Job: Look for the line with "What does this" in the entries below, then extract that line and all lines after it exactly, with pictures left out.

--------------------------------------------------

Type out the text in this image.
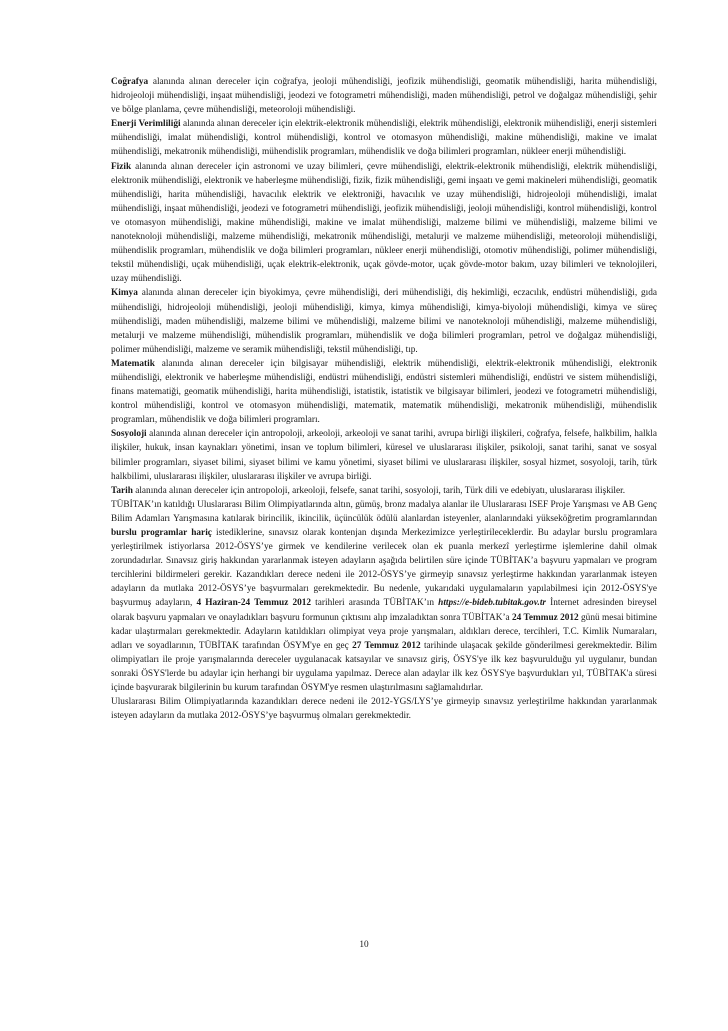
Coğrafya alanında alınan dereceler için coğrafya, jeoloji mühendisliği, jeofizik mühendisliği, geomatik mühendisliği, harita mühendisliği, hidrojeoloji mühendisliği, inşaat mühendisliği, jeodezi ve fotogrametri mühendisliği, maden mühendisliği, petrol ve doğalgaz mühendisliği, şehir ve bölge planlama, çevre mühendisliği, meteoroloji mühendisliği.

Enerji Verimliliği alanında alınan dereceler için elektrik-elektronik mühendisliği, elektrik mühendisliği, elektronik mühendisliği, enerji sistemleri mühendisliği, imalat mühendisliği, kontrol mühendisliği, kontrol ve otomasyon mühendisliği, makine mühendisliği, makine ve imalat mühendisliği, mekatronik mühendisliği, mühendislik programları, mühendislik ve doğa bilimleri programları, nükleer enerji mühendisliği.

Fizik alanında alınan dereceler için astronomi ve uzay bilimleri, çevre mühendisliği, elektrik-elektronik mühendisliği, elektrik mühendisliği, elektronik mühendisliği, elektronik ve haberleşme mühendisliği, fizik, fizik mühendisliği, gemi inşaatı ve gemi makineleri mühendisliği, geomatik mühendisliği, harita mühendisliği, havacılık elektrik ve elektroniği, havacılık ve uzay mühendisliği, hidrojeoloji mühendisliği, imalat mühendisliği, inşaat mühendisliği, jeodezi ve fotogrametri mühendisliği, jeofizik mühendisliği, jeoloji mühendisliği, kontrol mühendisliği, kontrol ve otomasyon mühendisliği, makine mühendisliği, makine ve imalat mühendisliği, malzeme bilimi ve mühendisliği, malzeme bilimi ve nanoteknoloji mühendisliği, malzeme mühendisliği, mekatronik mühendisliği, metalurji ve malzeme mühendisliği, meteoroloji mühendisliği, mühendislik programları, mühendislik ve doğa bilimleri programları, nükleer enerji mühendisliği, otomotiv mühendisliği, polimer mühendisliği, tekstil mühendisliği, uçak mühendisliği, uçak elektrik-elektronik, uçak gövde-motor, uçak gövde-motor bakım, uzay bilimleri ve teknolojileri, uzay mühendisliği.

Kimya alanında alınan dereceler için biyokimya, çevre mühendisliği, deri mühendisliği, diş hekimliği, eczacılık, endüstri mühendisliği, gıda mühendisliği, hidrojeoloji mühendisliği, jeoloji mühendisliği, kimya, kimya mühendisliği, kimya-biyoloji mühendisliği, kimya ve süreç mühendisliği, maden mühendisliği, malzeme bilimi ve mühendisliği, malzeme bilimi ve nanoteknoloji mühendisliği, malzeme mühendisliği, metalurji ve malzeme mühendisliği, mühendislik programları, mühendislik ve doğa bilimleri programları, petrol ve doğalgaz mühendisliği, polimer mühendisliği, malzeme ve seramik mühendisliği, tekstil mühendisliği, tıp.

Matematik alanında alınan dereceler için bilgisayar mühendisliği, elektrik mühendisliği, elektrik-elektronik mühendisliği, elektronik mühendisliği, elektronik ve haberleşme mühendisliği, endüstri mühendisliği, endüstri sistemleri mühendisliği, endüstri ve sistem mühendisliği, finans matematiği, geomatik mühendisliği, harita mühendisliği, istatistik, istatistik ve bilgisayar bilimleri, jeodezi ve fotogrametri mühendisliği, kontrol mühendisliği, kontrol ve otomasyon mühendisliği, matematik, matematik mühendisliği, mekatronik mühendisliği, mühendislik programları, mühendislik ve doğa bilimleri programları.

Sosyoloji alanında alınan dereceler için antropoloji, arkeoloji, arkeoloji ve sanat tarihi, avrupa birliği ilişkileri, coğrafya, felsefe, halkbilim, halkla ilişkiler, hukuk, insan kaynakları yönetimi, insan ve toplum bilimleri, küresel ve uluslararası ilişkiler, psikoloji, sanat tarihi, sanat ve sosyal bilimler programları, siyaset bilimi, siyaset bilimi ve kamu yönetimi, siyaset bilimi ve uluslararası ilişkiler, sosyal hizmet, sosyoloji, tarih, türk halkbilimi, uluslararası ilişkiler, uluslararası ilişkiler ve avrupa birliği.

Tarih alanında alınan dereceler için antropoloji, arkeoloji, felsefe, sanat tarihi, sosyoloji, tarih, Türk dili ve edebiyatı, uluslararası ilişkiler.

TÜBİTAK’ın katıldığı Uluslararası Bilim Olimpiyatlarında altın, gümüş, bronz madalya alanlar ile Uluslararası ISEF Proje Yarışması ve AB Genç Bilim Adamları Yarışmasına katılarak birincilik, ikincilik, üçüncülük ödülü alanlardan isteyenler, alanlarındaki yükseköğretim programlarından burslu programlar hariç istediklerine, sınavsız olarak kontenjan dışında Merkezimizce yerleştirileceklerdir. Bu adaylar burslu programlara yerleştirilmek istiyorlarsa 2012-ÖSYS’ye girmek ve kendilerine verilecek olan ek puanla merkezî yerleştirme işlemlerine dahil olmak zorundadırlar. Sınavsız giriş hakkından yararlanmak isteyen adayların aşağıda belirtilen süre içinde TÜBİTAK’a başvuru yapmaları ve program tercihlerini bildirmeleri gerekir. Kazandıkları derece nedeni ile 2012-ÖSYS’ye girmeyip sınavsız yerleştirme hakkından yararlanmak isteyen adayların da mutlaka 2012-ÖSYS’ye başvurmaları gerekmektedir. Bu nedenle, yukarıdaki uygulamaların yapılabilmesi için 2012-ÖSYS'ye başvurmuş adayların, 4 Haziran-24 Temmuz 2012 tarihleri arasında TÜBİTAK’ın https://e-bideb.tubitak.gov.tr İnternet adresinden bireysel olarak başvuru yapmaları ve onayladıkları başvuru formunun çıktısını alıp imzaladıktan sonra TÜBİTAK’a 24 Temmuz 2012 günü mesai bitimine kadar ulaştırmaları gerekmektedir. Adayların katıldıkları olimpiyat veya proje yarışmaları, aldıkları derece, tercihleri, T.C. Kimlik Numaraları, adları ve soyadlarının, TÜBİTAK tarafından ÖSYM'ye en geç 27 Temmuz 2012 tarihinde ulaşacak şekilde gönderilmesi gerekmektedir. Bilim olimpiyatları ile proje yarışmalarında dereceler uygulanacak katsayılar ve sınavsız giriş, ÖSYS'ye ilk kez başvurulduğu yıl uygulanır, bundan sonraki ÖSYS'lerde bu adaylar için herhangi bir uygulama yapılmaz. Derece alan adaylar ilk kez ÖSYS'ye başvurdukları yıl, TÜBİTAK'a süresi içinde başvurarak bilgilerinin bu kurum tarafından ÖSYM'ye resmen ulaştırılmasını sağlamalıdırlar.

Uluslararası Bilim Olimpiyatlarında kazandıkları derece nedeni ile 2012-YGS/LYS’ye girmeyip sınavsız yerleştirilme hakkından yararlanmak isteyen adayların da mutlaka 2012-ÖSYS’ye başvurmuş olmaları gerekmektedir.

10
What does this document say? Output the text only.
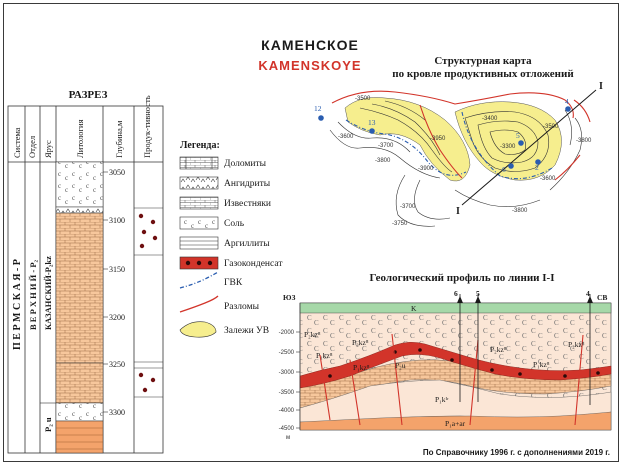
КАМЕНСКОЕ
KAMENSKOYE
РАЗРЕЗ
Система Отдел Ярус	Литология	Глубина,м Продук-тивность
П Е Р М С К А Я - P В Е Р Х Н И Й - P₂ КАЗАНСКИЙ-P₂kz
P₂ u
3050
3100
3150
3200
3250
3300
Легенда:
Доломиты
Ангидриты
Известняки
Соль
Аргиллиты
Газоконденсат
ГВК
Разломы
Залежи УВ
Структурная карта
по кровле продуктивных отложений
I
I
12
13
4
5
6	2
-3500
-3600
-3700
-3800
-3900
-3950
-3300
-3400
-3500
-3600
-3700
-3750
-3800
-3800
Геологический профиль по линии I-I
ЮЗ	СВ
K
6 5	4
-2000
-2500
-3000
-3500
-4000
-4500
м
P₂kz⁸
P₁kz⁸
P₂kz⁸
P₁kz⁸	P₂u
P₁kᴵʳ
P₁a+ar
P₂kz⁸
P₁kz⁸
P₂kz⁸
По Справочнику 1996 г. с дополнениями 2019 г.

--------------------------------------------------

Completed exercise:
What does this document say? Output the text only.
КАМЕНСКОЕ
KAMENSKOYE
РАЗРЕЗ
Система Отдел Ярус	Литология	Глубина,м Продук-тивность
П Е Р М С К А Я - P В Е Р Х Н И Й - P₂ КАЗАНСКИЙ-P₂kz
P₂ u
3050
3100
3150
3200
3250
3300
Легенда:
Доломиты
Ангидриты
Известняки
Соль
Аргиллиты
Газоконденсат
ГВК
Разломы
Залежи УВ
Структурная карта
по кровле продуктивных отложений
I
I
12
13
4
5
6	2
-3500
-3600
-3700
-3800
-3900
-3950
-3300
-3400
-3500
-3600
-3700
-3750
-3800
-3800
Геологический профиль по линии I-I
ЮЗ	СВ
K
6 5	4
-2000
-2500
-3000
-3500
-4000
-4500
м
P₂kz⁸
P₁kz⁸
P₂kz⁸
P₁kz⁸	P₂u
P₁kᴵʳ
P₁a+ar
P₂kz⁸
P₁kz⁸
P₂kz⁸
По Справочнику 1996 г. с дополнениями 2019 г.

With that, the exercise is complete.